* Records contained in a dataset

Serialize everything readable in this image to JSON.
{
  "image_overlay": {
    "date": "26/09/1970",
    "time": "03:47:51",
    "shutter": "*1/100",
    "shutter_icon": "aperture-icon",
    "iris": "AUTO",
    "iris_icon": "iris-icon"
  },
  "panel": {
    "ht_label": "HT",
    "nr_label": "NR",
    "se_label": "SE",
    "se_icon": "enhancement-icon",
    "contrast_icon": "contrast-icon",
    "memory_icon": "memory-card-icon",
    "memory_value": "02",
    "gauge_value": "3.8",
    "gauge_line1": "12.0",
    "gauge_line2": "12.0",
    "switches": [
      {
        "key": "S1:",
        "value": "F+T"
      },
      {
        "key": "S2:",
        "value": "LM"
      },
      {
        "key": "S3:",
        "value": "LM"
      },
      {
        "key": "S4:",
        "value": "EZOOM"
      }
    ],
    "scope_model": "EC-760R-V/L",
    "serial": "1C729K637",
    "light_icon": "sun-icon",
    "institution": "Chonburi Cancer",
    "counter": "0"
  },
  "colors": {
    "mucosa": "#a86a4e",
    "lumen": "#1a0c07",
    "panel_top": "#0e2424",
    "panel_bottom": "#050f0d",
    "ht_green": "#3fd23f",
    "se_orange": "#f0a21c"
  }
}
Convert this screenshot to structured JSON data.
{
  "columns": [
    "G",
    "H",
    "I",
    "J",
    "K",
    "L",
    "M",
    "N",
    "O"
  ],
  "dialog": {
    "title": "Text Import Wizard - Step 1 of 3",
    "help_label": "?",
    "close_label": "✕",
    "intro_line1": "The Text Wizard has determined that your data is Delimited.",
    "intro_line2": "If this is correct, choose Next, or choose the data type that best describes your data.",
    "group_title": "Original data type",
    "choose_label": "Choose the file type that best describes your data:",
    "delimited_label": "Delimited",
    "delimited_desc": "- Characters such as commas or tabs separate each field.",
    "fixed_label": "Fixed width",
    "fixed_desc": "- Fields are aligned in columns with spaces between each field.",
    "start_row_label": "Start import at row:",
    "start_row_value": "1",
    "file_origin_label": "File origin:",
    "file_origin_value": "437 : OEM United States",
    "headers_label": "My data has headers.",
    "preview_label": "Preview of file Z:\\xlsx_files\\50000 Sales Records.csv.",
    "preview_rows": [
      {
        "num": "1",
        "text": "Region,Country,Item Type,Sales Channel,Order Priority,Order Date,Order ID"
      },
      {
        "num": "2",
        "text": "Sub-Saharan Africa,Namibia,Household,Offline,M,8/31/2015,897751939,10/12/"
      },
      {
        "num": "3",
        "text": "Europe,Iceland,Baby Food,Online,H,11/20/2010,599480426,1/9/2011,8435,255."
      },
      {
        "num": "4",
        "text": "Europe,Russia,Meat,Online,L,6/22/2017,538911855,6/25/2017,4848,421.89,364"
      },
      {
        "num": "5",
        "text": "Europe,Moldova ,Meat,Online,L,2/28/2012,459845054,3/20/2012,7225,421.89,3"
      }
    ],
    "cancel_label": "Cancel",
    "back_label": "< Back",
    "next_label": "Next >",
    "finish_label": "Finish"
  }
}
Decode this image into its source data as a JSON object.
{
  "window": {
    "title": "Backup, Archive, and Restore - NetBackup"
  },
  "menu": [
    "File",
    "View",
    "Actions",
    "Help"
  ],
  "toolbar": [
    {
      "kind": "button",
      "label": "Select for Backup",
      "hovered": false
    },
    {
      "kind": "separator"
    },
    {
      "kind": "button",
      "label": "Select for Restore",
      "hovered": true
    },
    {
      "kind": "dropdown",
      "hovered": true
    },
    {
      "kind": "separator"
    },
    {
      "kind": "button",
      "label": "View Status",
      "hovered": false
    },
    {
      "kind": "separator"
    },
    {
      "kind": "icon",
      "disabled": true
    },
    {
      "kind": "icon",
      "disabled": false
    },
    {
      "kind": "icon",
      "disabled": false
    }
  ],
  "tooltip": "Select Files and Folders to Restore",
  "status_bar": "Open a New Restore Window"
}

* Required work
Looking at the records above, count the lines where the word "columns" appears. State only the number.

* Answer to this problem
2